> [Problem description]:
Locate every line in the records below that holds the word "State" and return each one.

> [Given data]:
%%

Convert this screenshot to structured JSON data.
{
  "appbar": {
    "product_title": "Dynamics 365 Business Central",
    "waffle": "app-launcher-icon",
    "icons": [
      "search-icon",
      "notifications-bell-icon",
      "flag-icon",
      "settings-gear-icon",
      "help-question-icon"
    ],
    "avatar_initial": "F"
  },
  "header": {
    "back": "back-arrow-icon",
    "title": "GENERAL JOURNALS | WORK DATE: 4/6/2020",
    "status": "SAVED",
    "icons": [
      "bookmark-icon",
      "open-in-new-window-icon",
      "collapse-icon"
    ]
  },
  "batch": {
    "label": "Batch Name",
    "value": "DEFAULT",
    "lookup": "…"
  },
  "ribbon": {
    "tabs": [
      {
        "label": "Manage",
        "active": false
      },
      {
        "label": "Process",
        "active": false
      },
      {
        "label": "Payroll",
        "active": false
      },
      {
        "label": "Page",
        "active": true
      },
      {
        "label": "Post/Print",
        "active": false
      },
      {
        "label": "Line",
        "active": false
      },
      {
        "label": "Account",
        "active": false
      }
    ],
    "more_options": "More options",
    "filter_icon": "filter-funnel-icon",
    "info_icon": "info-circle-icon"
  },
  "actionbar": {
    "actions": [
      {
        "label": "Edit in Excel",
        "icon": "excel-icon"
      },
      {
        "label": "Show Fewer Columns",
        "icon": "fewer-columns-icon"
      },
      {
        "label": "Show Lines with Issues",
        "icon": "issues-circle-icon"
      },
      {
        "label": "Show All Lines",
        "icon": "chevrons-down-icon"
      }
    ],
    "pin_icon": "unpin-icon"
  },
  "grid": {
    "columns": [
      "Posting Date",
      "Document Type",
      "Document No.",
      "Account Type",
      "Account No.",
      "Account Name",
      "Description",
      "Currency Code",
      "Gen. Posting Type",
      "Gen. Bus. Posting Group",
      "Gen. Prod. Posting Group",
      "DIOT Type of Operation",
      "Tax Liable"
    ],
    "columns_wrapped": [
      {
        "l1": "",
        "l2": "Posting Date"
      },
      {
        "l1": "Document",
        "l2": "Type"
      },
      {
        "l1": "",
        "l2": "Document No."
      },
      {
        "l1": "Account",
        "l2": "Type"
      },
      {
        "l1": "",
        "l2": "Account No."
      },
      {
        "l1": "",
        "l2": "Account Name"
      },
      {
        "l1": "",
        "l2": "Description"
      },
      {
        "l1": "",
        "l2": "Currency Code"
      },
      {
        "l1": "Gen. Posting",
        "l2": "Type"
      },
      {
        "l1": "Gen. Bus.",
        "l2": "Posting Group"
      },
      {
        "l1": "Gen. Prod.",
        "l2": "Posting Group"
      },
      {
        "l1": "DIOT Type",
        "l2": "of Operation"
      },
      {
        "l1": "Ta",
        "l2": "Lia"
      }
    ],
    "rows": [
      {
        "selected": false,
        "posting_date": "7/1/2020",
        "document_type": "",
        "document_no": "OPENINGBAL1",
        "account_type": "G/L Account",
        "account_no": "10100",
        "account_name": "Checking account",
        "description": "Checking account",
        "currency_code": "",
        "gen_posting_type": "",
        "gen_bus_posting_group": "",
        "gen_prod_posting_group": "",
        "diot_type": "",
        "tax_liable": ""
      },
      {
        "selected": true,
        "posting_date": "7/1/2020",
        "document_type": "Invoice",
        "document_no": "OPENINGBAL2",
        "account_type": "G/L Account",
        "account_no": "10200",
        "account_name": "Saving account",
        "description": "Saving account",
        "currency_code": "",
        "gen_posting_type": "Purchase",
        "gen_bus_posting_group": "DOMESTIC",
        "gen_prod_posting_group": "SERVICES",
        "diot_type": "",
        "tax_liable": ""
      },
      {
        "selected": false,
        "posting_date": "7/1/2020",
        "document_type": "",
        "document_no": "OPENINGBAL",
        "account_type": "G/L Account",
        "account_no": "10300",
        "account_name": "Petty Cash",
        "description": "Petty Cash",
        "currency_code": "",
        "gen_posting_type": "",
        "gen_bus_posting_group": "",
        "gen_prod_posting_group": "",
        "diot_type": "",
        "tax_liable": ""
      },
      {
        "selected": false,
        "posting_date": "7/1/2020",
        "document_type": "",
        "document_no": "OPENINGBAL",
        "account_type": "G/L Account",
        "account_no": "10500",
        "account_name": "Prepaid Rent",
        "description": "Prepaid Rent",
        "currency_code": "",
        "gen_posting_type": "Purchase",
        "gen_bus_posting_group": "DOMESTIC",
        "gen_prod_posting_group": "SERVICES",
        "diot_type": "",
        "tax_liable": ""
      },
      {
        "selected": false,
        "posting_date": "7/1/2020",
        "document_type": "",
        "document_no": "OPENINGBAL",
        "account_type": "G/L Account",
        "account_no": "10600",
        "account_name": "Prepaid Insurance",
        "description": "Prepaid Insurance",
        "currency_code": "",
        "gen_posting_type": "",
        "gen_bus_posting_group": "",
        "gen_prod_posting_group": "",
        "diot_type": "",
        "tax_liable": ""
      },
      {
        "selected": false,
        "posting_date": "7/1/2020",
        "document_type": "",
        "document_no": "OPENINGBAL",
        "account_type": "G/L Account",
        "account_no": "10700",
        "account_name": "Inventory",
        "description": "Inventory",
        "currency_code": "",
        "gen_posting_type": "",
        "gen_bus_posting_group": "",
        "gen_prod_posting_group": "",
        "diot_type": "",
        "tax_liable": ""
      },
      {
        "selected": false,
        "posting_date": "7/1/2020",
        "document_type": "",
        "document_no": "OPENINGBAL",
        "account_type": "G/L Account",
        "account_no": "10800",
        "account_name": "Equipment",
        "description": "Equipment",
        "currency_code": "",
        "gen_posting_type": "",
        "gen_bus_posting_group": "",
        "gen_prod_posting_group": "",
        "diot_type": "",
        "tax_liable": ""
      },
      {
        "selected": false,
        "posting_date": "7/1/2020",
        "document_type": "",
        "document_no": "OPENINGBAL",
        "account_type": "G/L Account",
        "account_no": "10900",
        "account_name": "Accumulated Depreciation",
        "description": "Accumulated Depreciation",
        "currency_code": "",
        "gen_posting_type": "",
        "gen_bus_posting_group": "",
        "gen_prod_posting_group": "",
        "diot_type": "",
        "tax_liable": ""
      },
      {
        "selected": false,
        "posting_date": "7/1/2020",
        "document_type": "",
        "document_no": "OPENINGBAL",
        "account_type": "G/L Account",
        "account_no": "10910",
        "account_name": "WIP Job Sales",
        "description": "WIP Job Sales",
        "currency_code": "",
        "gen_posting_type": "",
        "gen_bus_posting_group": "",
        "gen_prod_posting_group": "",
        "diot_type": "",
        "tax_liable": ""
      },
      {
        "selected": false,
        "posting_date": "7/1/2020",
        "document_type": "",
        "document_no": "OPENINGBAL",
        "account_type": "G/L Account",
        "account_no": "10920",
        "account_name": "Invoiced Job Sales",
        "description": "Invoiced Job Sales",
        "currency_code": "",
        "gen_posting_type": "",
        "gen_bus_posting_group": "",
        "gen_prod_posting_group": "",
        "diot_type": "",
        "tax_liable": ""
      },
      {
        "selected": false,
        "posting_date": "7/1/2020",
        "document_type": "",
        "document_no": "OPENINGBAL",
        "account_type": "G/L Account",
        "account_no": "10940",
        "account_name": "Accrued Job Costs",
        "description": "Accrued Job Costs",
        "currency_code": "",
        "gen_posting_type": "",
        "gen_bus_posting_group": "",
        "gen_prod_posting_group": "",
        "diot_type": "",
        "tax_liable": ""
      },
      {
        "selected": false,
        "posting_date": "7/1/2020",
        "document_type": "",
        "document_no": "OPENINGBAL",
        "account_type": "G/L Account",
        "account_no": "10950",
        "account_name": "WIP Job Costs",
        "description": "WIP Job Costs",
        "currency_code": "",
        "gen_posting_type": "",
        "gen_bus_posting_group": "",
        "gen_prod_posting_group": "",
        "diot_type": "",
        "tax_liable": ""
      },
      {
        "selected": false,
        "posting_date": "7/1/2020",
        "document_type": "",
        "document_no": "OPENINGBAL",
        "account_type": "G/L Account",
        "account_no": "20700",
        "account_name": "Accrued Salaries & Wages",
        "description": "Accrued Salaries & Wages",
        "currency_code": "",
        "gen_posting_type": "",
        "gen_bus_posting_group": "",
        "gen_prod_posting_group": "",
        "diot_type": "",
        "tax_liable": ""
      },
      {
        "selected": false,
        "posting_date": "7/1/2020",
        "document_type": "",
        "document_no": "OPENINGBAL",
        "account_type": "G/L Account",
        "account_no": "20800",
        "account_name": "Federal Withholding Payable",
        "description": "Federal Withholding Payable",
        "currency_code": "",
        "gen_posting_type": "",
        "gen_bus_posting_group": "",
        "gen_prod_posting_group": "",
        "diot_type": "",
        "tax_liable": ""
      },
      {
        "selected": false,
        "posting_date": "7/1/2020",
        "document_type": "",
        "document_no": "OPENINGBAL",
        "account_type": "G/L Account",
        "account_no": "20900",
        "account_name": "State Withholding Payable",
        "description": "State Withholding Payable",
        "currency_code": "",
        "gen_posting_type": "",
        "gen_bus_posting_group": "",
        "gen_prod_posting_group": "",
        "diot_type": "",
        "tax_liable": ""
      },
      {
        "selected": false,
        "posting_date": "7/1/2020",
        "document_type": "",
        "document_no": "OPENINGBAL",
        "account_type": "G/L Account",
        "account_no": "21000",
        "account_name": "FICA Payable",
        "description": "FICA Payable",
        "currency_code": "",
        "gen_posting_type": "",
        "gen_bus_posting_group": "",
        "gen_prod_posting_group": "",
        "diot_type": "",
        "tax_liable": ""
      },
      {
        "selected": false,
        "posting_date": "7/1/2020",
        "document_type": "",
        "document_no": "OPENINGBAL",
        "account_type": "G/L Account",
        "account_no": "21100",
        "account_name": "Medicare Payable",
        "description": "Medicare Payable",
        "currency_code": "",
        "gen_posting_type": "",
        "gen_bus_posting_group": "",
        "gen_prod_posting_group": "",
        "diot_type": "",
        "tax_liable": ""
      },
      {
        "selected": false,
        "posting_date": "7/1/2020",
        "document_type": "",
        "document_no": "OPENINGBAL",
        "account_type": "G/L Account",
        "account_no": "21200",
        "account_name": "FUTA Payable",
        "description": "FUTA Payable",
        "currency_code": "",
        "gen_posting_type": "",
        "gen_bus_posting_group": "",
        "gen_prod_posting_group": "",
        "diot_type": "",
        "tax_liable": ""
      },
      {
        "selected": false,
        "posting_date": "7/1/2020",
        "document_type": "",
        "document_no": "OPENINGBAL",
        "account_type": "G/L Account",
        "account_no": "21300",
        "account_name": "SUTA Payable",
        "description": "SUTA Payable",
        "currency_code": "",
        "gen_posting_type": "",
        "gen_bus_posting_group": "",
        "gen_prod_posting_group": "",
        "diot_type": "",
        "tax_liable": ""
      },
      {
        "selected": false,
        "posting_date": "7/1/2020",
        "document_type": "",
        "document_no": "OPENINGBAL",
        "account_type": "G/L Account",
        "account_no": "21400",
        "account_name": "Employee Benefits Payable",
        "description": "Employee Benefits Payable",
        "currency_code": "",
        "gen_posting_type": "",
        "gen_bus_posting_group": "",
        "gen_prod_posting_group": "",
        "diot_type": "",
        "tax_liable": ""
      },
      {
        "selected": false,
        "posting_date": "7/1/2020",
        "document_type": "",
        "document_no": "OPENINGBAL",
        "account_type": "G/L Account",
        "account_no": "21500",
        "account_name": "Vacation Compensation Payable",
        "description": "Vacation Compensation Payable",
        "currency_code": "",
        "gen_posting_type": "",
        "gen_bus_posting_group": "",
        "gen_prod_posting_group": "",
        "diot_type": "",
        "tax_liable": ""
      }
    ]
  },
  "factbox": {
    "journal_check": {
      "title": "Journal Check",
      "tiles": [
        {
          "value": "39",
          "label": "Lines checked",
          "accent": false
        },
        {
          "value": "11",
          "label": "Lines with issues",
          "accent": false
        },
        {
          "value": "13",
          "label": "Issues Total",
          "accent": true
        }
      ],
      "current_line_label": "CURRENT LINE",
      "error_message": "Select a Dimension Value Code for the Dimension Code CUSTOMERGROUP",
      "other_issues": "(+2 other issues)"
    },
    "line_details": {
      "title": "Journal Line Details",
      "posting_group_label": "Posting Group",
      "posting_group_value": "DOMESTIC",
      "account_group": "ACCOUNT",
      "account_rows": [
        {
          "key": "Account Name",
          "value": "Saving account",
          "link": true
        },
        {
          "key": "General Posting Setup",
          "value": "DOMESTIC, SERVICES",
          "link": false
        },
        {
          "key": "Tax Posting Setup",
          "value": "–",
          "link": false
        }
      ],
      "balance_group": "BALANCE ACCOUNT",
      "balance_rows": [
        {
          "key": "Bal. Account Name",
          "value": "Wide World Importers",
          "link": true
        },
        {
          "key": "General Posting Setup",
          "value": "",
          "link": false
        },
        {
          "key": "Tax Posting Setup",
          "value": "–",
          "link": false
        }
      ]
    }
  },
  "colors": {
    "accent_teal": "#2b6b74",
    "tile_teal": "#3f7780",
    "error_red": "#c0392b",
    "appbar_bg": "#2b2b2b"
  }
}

%%

> [Complete response]:
        "account_name": "State Withholding Payable",
        "description": "State Withholding Payable",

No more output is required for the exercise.